• [Records for the exercise]:
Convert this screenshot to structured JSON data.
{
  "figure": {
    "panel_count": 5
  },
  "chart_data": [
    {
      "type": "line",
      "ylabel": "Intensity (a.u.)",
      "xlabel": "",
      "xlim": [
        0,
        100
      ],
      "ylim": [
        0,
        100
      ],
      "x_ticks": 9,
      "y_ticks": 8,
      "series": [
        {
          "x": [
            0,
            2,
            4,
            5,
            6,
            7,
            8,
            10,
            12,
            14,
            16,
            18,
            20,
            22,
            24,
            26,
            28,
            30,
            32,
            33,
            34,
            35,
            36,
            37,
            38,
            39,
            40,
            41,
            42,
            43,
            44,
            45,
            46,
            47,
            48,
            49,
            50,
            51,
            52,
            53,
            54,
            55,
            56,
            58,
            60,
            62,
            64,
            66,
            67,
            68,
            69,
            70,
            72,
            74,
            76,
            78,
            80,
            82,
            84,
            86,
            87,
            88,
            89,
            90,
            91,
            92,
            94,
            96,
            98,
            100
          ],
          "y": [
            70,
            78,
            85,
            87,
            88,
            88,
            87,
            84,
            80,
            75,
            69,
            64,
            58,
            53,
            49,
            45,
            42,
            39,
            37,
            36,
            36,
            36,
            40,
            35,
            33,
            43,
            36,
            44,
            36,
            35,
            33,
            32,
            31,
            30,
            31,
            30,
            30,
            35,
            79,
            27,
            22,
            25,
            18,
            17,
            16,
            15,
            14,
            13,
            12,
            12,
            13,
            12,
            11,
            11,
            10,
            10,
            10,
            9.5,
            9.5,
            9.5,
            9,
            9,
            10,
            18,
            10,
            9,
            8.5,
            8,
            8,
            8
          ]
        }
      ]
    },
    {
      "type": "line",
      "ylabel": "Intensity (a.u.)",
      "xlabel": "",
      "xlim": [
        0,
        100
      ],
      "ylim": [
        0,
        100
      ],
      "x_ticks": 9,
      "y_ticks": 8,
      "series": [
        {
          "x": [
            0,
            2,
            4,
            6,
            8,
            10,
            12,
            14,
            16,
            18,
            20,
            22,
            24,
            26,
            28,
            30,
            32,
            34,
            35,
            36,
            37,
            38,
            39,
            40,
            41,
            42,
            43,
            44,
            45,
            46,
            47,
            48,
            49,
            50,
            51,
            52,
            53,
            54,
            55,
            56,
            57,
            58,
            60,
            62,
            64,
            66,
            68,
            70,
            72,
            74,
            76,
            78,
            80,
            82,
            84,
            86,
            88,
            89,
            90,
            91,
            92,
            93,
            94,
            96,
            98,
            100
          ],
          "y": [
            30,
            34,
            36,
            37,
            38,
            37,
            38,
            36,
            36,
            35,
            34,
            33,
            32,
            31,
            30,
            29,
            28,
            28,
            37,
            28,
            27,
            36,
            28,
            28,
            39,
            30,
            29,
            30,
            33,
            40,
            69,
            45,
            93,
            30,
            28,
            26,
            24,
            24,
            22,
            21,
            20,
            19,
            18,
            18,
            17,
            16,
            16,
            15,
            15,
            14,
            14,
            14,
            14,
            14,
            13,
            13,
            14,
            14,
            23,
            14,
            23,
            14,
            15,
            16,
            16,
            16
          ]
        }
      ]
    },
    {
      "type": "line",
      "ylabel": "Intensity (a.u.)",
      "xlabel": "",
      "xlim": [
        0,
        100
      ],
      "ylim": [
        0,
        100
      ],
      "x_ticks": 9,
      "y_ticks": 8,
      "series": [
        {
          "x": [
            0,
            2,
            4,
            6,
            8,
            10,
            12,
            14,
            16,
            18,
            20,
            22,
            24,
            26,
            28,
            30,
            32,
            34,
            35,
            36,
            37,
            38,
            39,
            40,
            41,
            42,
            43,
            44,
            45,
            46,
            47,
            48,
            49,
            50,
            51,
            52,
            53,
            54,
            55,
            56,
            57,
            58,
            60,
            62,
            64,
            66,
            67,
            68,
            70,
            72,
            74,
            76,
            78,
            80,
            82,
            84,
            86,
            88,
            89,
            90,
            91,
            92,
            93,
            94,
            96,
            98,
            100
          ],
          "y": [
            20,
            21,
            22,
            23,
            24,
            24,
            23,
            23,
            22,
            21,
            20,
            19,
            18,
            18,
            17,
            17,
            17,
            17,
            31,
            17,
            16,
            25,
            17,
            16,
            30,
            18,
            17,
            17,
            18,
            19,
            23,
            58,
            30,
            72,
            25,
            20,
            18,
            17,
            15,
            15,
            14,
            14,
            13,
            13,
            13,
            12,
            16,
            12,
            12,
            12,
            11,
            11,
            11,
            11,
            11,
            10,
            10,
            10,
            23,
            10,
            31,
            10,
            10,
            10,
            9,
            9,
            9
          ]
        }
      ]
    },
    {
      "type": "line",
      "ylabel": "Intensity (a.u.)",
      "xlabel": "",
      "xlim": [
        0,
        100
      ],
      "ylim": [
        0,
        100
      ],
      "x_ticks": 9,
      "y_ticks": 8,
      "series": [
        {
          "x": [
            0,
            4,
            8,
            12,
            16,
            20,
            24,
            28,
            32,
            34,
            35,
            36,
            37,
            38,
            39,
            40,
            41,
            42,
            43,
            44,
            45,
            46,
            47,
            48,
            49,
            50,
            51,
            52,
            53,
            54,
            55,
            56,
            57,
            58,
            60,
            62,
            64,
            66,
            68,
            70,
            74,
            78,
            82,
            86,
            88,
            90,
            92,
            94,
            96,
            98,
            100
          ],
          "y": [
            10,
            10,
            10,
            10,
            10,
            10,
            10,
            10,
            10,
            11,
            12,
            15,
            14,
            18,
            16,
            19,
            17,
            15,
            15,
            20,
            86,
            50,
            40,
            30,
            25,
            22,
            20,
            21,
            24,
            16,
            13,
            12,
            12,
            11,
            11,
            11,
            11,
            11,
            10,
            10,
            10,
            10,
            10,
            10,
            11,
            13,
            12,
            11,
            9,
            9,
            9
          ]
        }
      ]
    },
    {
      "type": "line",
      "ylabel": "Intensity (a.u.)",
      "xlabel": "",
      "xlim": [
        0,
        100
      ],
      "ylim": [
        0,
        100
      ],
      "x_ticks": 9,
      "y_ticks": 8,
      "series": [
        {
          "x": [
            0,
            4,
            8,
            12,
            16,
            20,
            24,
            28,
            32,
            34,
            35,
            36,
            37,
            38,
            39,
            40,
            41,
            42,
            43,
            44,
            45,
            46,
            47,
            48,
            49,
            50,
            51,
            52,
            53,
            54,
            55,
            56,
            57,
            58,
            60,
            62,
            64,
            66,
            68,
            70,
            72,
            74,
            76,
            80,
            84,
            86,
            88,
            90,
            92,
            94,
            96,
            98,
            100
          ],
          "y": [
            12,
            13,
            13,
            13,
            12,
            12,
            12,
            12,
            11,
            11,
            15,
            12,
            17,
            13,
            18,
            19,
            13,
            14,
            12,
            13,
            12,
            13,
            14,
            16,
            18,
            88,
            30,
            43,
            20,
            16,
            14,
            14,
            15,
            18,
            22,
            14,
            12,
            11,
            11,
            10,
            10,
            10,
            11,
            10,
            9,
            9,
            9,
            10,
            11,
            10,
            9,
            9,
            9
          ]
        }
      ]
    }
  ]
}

• [Exercise objective]: Quote all the records. Keep every word exact.

• [Task output]:
Convert this screenshot to structured JSON data.
{
  "figure": {
    "panel_count": 5
  },
  "chart_data": [
    {
      "type": "line",
      "ylabel": "Intensity (a.u.)",
      "xlabel": "",
      "xlim": [
        0,
        100
      ],
      "ylim": [
        0,
        100
      ],
      "x_ticks": 9,
      "y_ticks": 8,
      "series": [
        {
          "x": [
            0,
            2,
            4,
            5,
            6,
            7,
            8,
            10,
            12,
            14,
            16,
            18,
            20,
            22,
            24,
            26,
            28,
            30,
            32,
            33,
            34,
            35,
            36,
            37,
            38,
            39,
            40,
            41,
            42,
            43,
            44,
            45,
            46,
            47,
            48,
            49,
            50,
            51,
            52,
            53,
            54,
            55,
            56,
            58,
            60,
            62,
            64,
            66,
            67,
            68,
            69,
            70,
            72,
            74,
            76,
            78,
            80,
            82,
            84,
            86,
            87,
            88,
            89,
            90,
            91,
            92,
            94,
            96,
            98,
            100
          ],
          "y": [
            70,
            78,
            85,
            87,
            88,
            88,
            87,
            84,
            80,
            75,
            69,
            64,
            58,
            53,
            49,
            45,
            42,
            39,
            37,
            36,
            36,
            36,
            40,
            35,
            33,
            43,
            36,
            44,
            36,
            35,
            33,
            32,
            31,
            30,
            31,
            30,
            30,
            35,
            79,
            27,
            22,
            25,
            18,
            17,
            16,
            15,
            14,
            13,
            12,
            12,
            13,
            12,
            11,
            11,
            10,
            10,
            10,
            9.5,
            9.5,
            9.5,
            9,
            9,
            10,
            18,
            10,
            9,
            8.5,
            8,
            8,
            8
          ]
        }
      ]
    },
    {
      "type": "line",
      "ylabel": "Intensity (a.u.)",
      "xlabel": "",
      "xlim": [
        0,
        100
      ],
      "ylim": [
        0,
        100
      ],
      "x_ticks": 9,
      "y_ticks": 8,
      "series": [
        {
          "x": [
            0,
            2,
            4,
            6,
            8,
            10,
            12,
            14,
            16,
            18,
            20,
            22,
            24,
            26,
            28,
            30,
            32,
            34,
            35,
            36,
            37,
            38,
            39,
            40,
            41,
            42,
            43,
            44,
            45,
            46,
            47,
            48,
            49,
            50,
            51,
            52,
            53,
            54,
            55,
            56,
            57,
            58,
            60,
            62,
            64,
            66,
            68,
            70,
            72,
            74,
            76,
            78,
            80,
            82,
            84,
            86,
            88,
            89,
            90,
            91,
            92,
            93,
            94,
            96,
            98,
            100
          ],
          "y": [
            30,
            34,
            36,
            37,
            38,
            37,
            38,
            36,
            36,
            35,
            34,
            33,
            32,
            31,
            30,
            29,
            28,
            28,
            37,
            28,
            27,
            36,
            28,
            28,
            39,
            30,
            29,
            30,
            33,
            40,
            69,
            45,
            93,
            30,
            28,
            26,
            24,
            24,
            22,
            21,
            20,
            19,
            18,
            18,
            17,
            16,
            16,
            15,
            15,
            14,
            14,
            14,
            14,
            14,
            13,
            13,
            14,
            14,
            23,
            14,
            23,
            14,
            15,
            16,
            16,
            16
          ]
        }
      ]
    },
    {
      "type": "line",
      "ylabel": "Intensity (a.u.)",
      "xlabel": "",
      "xlim": [
        0,
        100
      ],
      "ylim": [
        0,
        100
      ],
      "x_ticks": 9,
      "y_ticks": 8,
      "series": [
        {
          "x": [
            0,
            2,
            4,
            6,
            8,
            10,
            12,
            14,
            16,
            18,
            20,
            22,
            24,
            26,
            28,
            30,
            32,
            34,
            35,
            36,
            37,
            38,
            39,
            40,
            41,
            42,
            43,
            44,
            45,
            46,
            47,
            48,
            49,
            50,
            51,
            52,
            53,
            54,
            55,
            56,
            57,
            58,
            60,
            62,
            64,
            66,
            67,
            68,
            70,
            72,
            74,
            76,
            78,
            80,
            82,
            84,
            86,
            88,
            89,
            90,
            91,
            92,
            93,
            94,
            96,
            98,
            100
          ],
          "y": [
            20,
            21,
            22,
            23,
            24,
            24,
            23,
            23,
            22,
            21,
            20,
            19,
            18,
            18,
            17,
            17,
            17,
            17,
            31,
            17,
            16,
            25,
            17,
            16,
            30,
            18,
            17,
            17,
            18,
            19,
            23,
            58,
            30,
            72,
            25,
            20,
            18,
            17,
            15,
            15,
            14,
            14,
            13,
            13,
            13,
            12,
            16,
            12,
            12,
            12,
            11,
            11,
            11,
            11,
            11,
            10,
            10,
            10,
            23,
            10,
            31,
            10,
            10,
            10,
            9,
            9,
            9
          ]
        }
      ]
    },
    {
      "type": "line",
      "ylabel": "Intensity (a.u.)",
      "xlabel": "",
      "xlim": [
        0,
        100
      ],
      "ylim": [
        0,
        100
      ],
      "x_ticks": 9,
      "y_ticks": 8,
      "series": [
        {
          "x": [
            0,
            4,
            8,
            12,
            16,
            20,
            24,
            28,
            32,
            34,
            35,
            36,
            37,
            38,
            39,
            40,
            41,
            42,
            43,
            44,
            45,
            46,
            47,
            48,
            49,
            50,
            51,
            52,
            53,
            54,
            55,
            56,
            57,
            58,
            60,
            62,
            64,
            66,
            68,
            70,
            74,
            78,
            82,
            86,
            88,
            90,
            92,
            94,
            96,
            98,
            100
          ],
          "y": [
            10,
            10,
            10,
            10,
            10,
            10,
            10,
            10,
            10,
            11,
            12,
            15,
            14,
            18,
            16,
            19,
            17,
            15,
            15,
            20,
            86,
            50,
            40,
            30,
            25,
            22,
            20,
            21,
            24,
            16,
            13,
            12,
            12,
            11,
            11,
            11,
            11,
            11,
            10,
            10,
            10,
            10,
            10,
            10,
            11,
            13,
            12,
            11,
            9,
            9,
            9
          ]
        }
      ]
    },
    {
      "type": "line",
      "ylabel": "Intensity (a.u.)",
      "xlabel": "",
      "xlim": [
        0,
        100
      ],
      "ylim": [
        0,
        100
      ],
      "x_ticks": 9,
      "y_ticks": 8,
      "series": [
        {
          "x": [
            0,
            4,
            8,
            12,
            16,
            20,
            24,
            28,
            32,
            34,
            35,
            36,
            37,
            38,
            39,
            40,
            41,
            42,
            43,
            44,
            45,
            46,
            47,
            48,
            49,
            50,
            51,
            52,
            53,
            54,
            55,
            56,
            57,
            58,
            60,
            62,
            64,
            66,
            68,
            70,
            72,
            74,
            76,
            80,
            84,
            86,
            88,
            90,
            92,
            94,
            96,
            98,
            100
          ],
          "y": [
            12,
            13,
            13,
            13,
            12,
            12,
            12,
            12,
            11,
            11,
            15,
            12,
            17,
            13,
            18,
            19,
            13,
            14,
            12,
            13,
            12,
            13,
            14,
            16,
            18,
            88,
            30,
            43,
            20,
            16,
            14,
            14,
            15,
            18,
            22,
            14,
            12,
            11,
            11,
            10,
            10,
            10,
            11,
            10,
            9,
            9,
            9,
            10,
            11,
            10,
            9,
            9,
            9
          ]
        }
      ]
    }
  ]
}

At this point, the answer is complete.